# Source passage

+ + + + + + +

I'm using Jira Data Center, so I can't give you a Jira Cloud tested solution. But here's how I would approach this...

Start by querying the Jira API from your browser to see what the attributes are, and are named, for project Versions (aka Releases). Be logged into Jira in the browser. In Jira Data Center, this URL would do it:

https://jira.COMPANY.com/rest/api/latest/project/PROJKEY/versions

where you replace COMPANY and PROJKEY as appropriate. For Jira Cloud, the domain part will likely be something like COMPANY.atlassian.net instead.

You should get JSON returned showing all the Versions defined for the Project, and the attributes Jira has for each Version. Tip: Firefox formats the JSON nicely. Match up the curly braces to find just the first Version in the list, and identify the attribute names and values, noting the data types and formatting for the values of interest.

You can then experiment in Jira Automation with smart values like {{issue.fixVersion.first.releaseDate}} on an issue which has a FixVersion set. Start with a simple rule that just triggers on a change to the FixVersion field, and uses the "Log Action" to output the SmartValue. If you get nothing from the Smart Value, check your syntax and experiment.

Note that the FixVersion field is a list, which complicates the Smart Value slightly. The documentation on Smart Value lists is good. However, ask yourself: if there are multiple Versions listed in the FixVersion field, which one will you use? You likely cannot trust that they are in any certain order.

+ + + + + + +

# Source data

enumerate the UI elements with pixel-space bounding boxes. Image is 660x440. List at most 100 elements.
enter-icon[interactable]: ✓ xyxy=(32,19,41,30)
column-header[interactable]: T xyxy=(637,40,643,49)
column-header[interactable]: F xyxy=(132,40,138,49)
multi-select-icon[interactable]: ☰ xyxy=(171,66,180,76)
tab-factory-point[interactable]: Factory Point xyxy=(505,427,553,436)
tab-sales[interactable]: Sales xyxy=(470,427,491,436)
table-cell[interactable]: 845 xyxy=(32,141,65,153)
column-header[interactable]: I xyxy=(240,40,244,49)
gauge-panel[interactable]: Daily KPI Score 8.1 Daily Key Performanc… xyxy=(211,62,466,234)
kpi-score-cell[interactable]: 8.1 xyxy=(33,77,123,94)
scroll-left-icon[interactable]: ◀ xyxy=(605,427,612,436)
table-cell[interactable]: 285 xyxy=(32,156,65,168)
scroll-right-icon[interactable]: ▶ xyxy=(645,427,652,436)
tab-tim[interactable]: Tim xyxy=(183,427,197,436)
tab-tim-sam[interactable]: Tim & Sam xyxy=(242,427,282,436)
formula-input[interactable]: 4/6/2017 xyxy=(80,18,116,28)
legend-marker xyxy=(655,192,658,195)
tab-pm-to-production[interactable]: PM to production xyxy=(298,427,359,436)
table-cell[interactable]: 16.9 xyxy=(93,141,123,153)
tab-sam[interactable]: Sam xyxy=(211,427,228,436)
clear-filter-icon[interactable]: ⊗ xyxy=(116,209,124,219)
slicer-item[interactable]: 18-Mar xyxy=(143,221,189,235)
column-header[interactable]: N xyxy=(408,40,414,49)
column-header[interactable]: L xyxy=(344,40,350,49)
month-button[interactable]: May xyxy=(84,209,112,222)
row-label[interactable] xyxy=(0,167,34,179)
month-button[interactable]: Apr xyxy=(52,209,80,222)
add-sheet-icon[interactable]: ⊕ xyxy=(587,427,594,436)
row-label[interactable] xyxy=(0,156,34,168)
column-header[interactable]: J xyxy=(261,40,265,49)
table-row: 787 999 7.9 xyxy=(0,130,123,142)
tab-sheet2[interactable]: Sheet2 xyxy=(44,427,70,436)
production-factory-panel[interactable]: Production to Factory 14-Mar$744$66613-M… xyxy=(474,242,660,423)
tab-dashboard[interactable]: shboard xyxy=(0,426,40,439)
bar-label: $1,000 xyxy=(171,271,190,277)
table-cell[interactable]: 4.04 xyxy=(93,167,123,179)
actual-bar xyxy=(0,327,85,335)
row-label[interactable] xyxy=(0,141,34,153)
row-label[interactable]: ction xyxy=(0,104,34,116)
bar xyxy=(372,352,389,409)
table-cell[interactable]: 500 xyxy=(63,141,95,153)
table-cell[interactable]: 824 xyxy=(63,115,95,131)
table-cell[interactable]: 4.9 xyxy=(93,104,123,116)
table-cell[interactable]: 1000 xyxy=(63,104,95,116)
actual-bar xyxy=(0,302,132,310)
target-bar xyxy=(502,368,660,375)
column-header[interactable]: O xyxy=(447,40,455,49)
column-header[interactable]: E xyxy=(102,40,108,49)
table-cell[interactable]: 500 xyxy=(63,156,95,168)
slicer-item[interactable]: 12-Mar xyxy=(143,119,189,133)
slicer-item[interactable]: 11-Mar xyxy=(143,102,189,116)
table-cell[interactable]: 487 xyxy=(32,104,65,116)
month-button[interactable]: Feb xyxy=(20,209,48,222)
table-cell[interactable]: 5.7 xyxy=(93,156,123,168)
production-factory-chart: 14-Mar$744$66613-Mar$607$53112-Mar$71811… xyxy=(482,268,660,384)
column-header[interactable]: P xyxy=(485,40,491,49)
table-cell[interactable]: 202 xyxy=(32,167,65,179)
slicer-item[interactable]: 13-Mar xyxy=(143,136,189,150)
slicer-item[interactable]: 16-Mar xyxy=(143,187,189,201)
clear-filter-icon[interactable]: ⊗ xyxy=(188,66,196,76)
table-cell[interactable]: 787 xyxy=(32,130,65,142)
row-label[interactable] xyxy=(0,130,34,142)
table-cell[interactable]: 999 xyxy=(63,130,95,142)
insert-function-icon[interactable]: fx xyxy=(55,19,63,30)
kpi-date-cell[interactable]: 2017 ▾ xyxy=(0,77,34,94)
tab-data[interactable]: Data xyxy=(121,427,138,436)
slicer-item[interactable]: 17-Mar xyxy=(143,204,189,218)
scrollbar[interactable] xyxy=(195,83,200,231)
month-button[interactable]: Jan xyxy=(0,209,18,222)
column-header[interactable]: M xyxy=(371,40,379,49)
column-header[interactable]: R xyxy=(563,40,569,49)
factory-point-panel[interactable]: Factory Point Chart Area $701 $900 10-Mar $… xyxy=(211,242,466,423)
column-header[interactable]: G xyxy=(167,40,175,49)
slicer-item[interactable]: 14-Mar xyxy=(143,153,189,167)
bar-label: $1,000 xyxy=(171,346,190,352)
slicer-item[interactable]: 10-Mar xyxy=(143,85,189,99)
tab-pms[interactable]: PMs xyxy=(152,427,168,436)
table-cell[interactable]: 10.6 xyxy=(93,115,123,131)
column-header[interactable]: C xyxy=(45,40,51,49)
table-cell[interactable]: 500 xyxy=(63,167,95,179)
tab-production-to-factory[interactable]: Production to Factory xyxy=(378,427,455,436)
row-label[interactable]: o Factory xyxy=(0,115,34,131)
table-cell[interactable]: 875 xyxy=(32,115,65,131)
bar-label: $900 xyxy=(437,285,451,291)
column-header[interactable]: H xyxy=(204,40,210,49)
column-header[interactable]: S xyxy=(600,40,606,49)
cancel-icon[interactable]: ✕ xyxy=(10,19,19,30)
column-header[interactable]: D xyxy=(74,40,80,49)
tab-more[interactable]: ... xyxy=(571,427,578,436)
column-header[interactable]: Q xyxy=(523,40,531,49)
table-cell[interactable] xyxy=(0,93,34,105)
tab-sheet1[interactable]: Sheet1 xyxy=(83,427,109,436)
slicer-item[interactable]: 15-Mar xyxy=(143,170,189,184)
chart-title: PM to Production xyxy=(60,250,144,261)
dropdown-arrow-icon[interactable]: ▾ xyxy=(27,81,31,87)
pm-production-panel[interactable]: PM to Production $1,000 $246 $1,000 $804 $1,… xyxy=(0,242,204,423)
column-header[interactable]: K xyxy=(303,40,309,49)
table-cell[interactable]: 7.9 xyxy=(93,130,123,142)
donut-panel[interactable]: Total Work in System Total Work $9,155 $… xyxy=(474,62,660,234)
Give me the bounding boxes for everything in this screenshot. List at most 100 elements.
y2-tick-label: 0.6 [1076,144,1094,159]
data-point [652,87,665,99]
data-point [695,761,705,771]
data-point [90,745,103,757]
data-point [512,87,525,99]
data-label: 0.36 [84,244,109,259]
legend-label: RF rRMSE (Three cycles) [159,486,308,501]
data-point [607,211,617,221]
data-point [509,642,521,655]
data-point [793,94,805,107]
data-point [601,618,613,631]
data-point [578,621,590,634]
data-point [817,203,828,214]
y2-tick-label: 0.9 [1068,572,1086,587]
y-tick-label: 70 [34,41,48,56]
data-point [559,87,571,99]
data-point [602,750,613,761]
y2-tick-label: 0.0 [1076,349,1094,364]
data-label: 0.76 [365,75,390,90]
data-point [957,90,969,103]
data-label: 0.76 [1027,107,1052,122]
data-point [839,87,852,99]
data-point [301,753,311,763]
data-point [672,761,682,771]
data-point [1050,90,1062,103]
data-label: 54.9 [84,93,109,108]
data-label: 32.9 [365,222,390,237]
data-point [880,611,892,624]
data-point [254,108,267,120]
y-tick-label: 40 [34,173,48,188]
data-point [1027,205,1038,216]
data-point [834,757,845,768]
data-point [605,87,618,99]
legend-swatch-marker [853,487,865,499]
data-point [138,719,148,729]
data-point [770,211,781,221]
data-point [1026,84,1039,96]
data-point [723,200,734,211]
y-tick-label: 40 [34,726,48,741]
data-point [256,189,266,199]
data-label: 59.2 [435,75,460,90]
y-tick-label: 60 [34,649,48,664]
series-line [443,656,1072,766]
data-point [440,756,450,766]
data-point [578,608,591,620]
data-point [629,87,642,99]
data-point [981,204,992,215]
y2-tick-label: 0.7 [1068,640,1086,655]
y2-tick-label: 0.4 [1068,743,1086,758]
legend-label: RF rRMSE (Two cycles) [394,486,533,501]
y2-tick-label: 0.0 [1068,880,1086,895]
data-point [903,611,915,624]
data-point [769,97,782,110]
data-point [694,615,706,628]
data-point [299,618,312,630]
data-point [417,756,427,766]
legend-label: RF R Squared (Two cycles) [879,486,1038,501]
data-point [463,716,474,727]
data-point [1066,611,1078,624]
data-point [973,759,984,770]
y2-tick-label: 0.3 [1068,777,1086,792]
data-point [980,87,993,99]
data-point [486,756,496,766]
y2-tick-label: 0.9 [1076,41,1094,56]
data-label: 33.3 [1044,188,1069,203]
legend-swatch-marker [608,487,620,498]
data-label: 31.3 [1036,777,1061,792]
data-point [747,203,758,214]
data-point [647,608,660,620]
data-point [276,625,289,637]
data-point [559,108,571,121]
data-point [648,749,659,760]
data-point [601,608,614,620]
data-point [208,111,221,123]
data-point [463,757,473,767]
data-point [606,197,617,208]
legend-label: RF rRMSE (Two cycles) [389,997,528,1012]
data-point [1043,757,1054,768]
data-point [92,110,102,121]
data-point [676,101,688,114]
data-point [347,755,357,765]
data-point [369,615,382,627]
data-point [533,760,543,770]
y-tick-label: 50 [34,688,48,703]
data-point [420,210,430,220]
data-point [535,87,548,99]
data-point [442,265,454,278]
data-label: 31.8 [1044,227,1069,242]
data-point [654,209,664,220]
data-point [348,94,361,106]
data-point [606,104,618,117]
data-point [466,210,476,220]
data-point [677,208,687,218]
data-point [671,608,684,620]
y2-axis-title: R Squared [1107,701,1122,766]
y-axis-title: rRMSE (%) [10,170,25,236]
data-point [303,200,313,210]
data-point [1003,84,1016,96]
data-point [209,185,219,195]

+ + + + + + +

# Exercise instructions
A. From the Jira advice, copy out the part that opens with the words containing "You can then" and closes with "syntax and experiment.".
B. According to the Jira advice, which browser formats the returned JSON nicely?
C. State whether each statement agrees with the Jira advice, answering yes or no and quoting the deciding words: (i) the solution offered was tested on Jira Cloud; (ii) the FixVersion field is a list; (iii) multiple Versions in the FixVersion field can be trusted to appear in a certain order.

# Answer section
A.
You can then experiment in Jira Automation with smart values like {{issue.fixVersion.first.releaseDate}} on an issue which has a FixVersion set. Start with a simple rule that just triggers on a change to the FixVersion field, and uses the "Log Action" to output the SmartValue. If you get nothing from the Smart Value, check your syntax and experiment.

B. Firefox.

C.
(i) No: "I'm using Jira Data Center, so I can't give you a Jira Cloud tested solution."
(ii) Yes: "Note that the FixVersion field is a list"
(iii) No: "You likely cannot trust that they are in any certain order."